→ **TASK**
Reproduce all the entries precisely.

[Extracted records]
<<<<

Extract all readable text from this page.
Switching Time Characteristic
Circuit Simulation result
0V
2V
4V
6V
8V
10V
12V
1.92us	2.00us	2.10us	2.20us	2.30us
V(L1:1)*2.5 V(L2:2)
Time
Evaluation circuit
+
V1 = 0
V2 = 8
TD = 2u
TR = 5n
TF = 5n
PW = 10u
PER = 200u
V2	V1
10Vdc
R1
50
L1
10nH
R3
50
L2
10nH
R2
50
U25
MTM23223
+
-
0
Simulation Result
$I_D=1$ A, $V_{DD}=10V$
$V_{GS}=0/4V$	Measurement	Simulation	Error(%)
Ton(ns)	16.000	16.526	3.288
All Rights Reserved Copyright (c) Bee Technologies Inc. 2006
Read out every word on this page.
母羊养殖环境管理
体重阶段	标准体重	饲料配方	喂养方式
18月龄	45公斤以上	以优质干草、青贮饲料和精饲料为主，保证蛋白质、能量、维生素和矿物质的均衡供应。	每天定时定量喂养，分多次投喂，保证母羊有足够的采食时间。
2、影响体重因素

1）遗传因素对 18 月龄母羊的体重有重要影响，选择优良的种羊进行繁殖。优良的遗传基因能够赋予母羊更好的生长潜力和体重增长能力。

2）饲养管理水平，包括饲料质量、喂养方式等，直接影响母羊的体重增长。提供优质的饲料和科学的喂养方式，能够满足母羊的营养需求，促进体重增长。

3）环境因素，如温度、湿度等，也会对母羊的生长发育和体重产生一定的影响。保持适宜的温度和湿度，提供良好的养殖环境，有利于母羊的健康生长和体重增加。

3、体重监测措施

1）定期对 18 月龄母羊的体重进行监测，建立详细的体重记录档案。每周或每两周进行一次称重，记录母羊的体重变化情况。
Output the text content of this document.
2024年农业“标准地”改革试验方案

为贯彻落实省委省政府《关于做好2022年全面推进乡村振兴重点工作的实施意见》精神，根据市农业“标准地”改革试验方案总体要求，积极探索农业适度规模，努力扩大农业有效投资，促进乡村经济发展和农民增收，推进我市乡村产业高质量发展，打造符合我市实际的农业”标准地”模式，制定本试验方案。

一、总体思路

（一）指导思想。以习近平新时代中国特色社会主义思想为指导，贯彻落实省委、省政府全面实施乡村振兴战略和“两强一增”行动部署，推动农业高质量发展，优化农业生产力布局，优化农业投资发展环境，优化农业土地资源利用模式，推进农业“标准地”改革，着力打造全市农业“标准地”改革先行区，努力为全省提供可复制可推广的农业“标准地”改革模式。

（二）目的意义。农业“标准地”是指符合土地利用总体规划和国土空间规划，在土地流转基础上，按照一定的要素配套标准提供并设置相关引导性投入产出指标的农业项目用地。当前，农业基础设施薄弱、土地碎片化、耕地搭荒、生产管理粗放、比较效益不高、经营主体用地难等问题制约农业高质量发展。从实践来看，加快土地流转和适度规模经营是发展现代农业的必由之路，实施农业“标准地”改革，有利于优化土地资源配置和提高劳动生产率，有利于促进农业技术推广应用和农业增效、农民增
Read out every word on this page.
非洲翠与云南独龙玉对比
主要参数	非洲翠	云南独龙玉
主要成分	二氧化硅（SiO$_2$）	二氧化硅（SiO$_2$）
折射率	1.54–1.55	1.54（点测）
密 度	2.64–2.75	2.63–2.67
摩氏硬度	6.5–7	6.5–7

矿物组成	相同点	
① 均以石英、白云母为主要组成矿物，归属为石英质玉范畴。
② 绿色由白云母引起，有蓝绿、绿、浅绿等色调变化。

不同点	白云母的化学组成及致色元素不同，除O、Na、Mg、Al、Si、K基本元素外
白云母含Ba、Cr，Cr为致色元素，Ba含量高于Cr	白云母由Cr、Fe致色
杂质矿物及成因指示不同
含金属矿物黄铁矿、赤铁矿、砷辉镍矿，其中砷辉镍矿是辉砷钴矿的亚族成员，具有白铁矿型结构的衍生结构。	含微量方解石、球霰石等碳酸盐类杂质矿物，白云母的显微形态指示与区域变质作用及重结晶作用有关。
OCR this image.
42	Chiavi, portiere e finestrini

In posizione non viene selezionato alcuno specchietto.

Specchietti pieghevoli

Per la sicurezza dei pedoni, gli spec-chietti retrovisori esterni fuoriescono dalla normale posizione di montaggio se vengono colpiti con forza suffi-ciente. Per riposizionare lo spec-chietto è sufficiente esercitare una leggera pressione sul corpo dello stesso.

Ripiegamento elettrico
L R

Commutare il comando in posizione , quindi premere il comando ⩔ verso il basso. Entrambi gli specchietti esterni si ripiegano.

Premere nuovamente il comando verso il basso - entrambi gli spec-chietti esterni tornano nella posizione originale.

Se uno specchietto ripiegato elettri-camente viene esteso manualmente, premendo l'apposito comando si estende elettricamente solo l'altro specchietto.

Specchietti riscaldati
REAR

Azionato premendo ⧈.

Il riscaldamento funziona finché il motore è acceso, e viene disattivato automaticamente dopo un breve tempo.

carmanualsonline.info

>>>>

→ **FINISHED TASK**
Extract all readable text from this page.
Switching Time Characteristic
Circuit Simulation result
0V
2V
4V
6V
8V
10V
12V
1.92us	2.00us	2.10us	2.20us	2.30us
V(L1:1)*2.5 V(L2:2)
Time
Evaluation circuit
+
V1 = 0
V2 = 8
TD = 2u
TR = 5n
TF = 5n
PW = 10u
PER = 200u
V2	V1
10Vdc
R1
50
L1
10nH
R3
50
L2
10nH
R2
50
U25
MTM23223
+
-
0
Simulation Result
$I_D=1$ A, $V_{DD}=10V$
$V_{GS}=0/4V$	Measurement	Simulation	Error(%)
Ton(ns)	16.000	16.526	3.288
All Rights Reserved Copyright (c) Bee Technologies Inc. 2006
Read out every word on this page.
母羊养殖环境管理
体重阶段	标准体重	饲料配方	喂养方式
18月龄	45公斤以上	以优质干草、青贮饲料和精饲料为主，保证蛋白质、能量、维生素和矿物质的均衡供应。	每天定时定量喂养，分多次投喂，保证母羊有足够的采食时间。
2、影响体重因素

1）遗传因素对 18 月龄母羊的体重有重要影响，选择优良的种羊进行繁殖。优良的遗传基因能够赋予母羊更好的生长潜力和体重增长能力。

2）饲养管理水平，包括饲料质量、喂养方式等，直接影响母羊的体重增长。提供优质的饲料和科学的喂养方式，能够满足母羊的营养需求，促进体重增长。

3）环境因素，如温度、湿度等，也会对母羊的生长发育和体重产生一定的影响。保持适宜的温度和湿度，提供良好的养殖环境，有利于母羊的健康生长和体重增加。

3、体重监测措施

1）定期对 18 月龄母羊的体重进行监测，建立详细的体重记录档案。每周或每两周进行一次称重，记录母羊的体重变化情况。
Output the text content of this document.
2024年农业“标准地”改革试验方案

为贯彻落实省委省政府《关于做好2022年全面推进乡村振兴重点工作的实施意见》精神，根据市农业“标准地”改革试验方案总体要求，积极探索农业适度规模，努力扩大农业有效投资，促进乡村经济发展和农民增收，推进我市乡村产业高质量发展，打造符合我市实际的农业”标准地”模式，制定本试验方案。

一、总体思路

（一）指导思想。以习近平新时代中国特色社会主义思想为指导，贯彻落实省委、省政府全面实施乡村振兴战略和“两强一增”行动部署，推动农业高质量发展，优化农业生产力布局，优化农业投资发展环境，优化农业土地资源利用模式，推进农业“标准地”改革，着力打造全市农业“标准地”改革先行区，努力为全省提供可复制可推广的农业“标准地”改革模式。

（二）目的意义。农业“标准地”是指符合土地利用总体规划和国土空间规划，在土地流转基础上，按照一定的要素配套标准提供并设置相关引导性投入产出指标的农业项目用地。当前，农业基础设施薄弱、土地碎片化、耕地搭荒、生产管理粗放、比较效益不高、经营主体用地难等问题制约农业高质量发展。从实践来看，加快土地流转和适度规模经营是发展现代农业的必由之路，实施农业“标准地”改革，有利于优化土地资源配置和提高劳动生产率，有利于促进农业技术推广应用和农业增效、农民增
Read out every word on this page.
非洲翠与云南独龙玉对比
主要参数	非洲翠	云南独龙玉
主要成分	二氧化硅（SiO$_2$）	二氧化硅（SiO$_2$）
折射率	1.54–1.55	1.54（点测）
密 度	2.64–2.75	2.63–2.67
摩氏硬度	6.5–7	6.5–7

矿物组成	相同点	
① 均以石英、白云母为主要组成矿物，归属为石英质玉范畴。
② 绿色由白云母引起，有蓝绿、绿、浅绿等色调变化。

不同点	白云母的化学组成及致色元素不同，除O、Na、Mg、Al、Si、K基本元素外
白云母含Ba、Cr，Cr为致色元素，Ba含量高于Cr	白云母由Cr、Fe致色
杂质矿物及成因指示不同
含金属矿物黄铁矿、赤铁矿、砷辉镍矿，其中砷辉镍矿是辉砷钴矿的亚族成员，具有白铁矿型结构的衍生结构。	含微量方解石、球霰石等碳酸盐类杂质矿物，白云母的显微形态指示与区域变质作用及重结晶作用有关。
OCR this image.
42	Chiavi, portiere e finestrini

In posizione non viene selezionato alcuno specchietto.

Specchietti pieghevoli

Per la sicurezza dei pedoni, gli spec-chietti retrovisori esterni fuoriescono dalla normale posizione di montaggio se vengono colpiti con forza suffi-ciente. Per riposizionare lo spec-chietto è sufficiente esercitare una leggera pressione sul corpo dello stesso.

Ripiegamento elettrico
L R

Commutare il comando in posizione , quindi premere il comando ⩔ verso il basso. Entrambi gli specchietti esterni si ripiegano.

Premere nuovamente il comando verso il basso - entrambi gli spec-chietti esterni tornano nella posizione originale.

Se uno specchietto ripiegato elettri-camente viene esteso manualmente, premendo l'apposito comando si estende elettricamente solo l'altro specchietto.

Specchietti riscaldati
REAR

Azionato premendo ⧈.

Il riscaldamento funziona finché il motore è acceso, e viene disattivato automaticamente dopo un breve tempo.

carmanualsonline.info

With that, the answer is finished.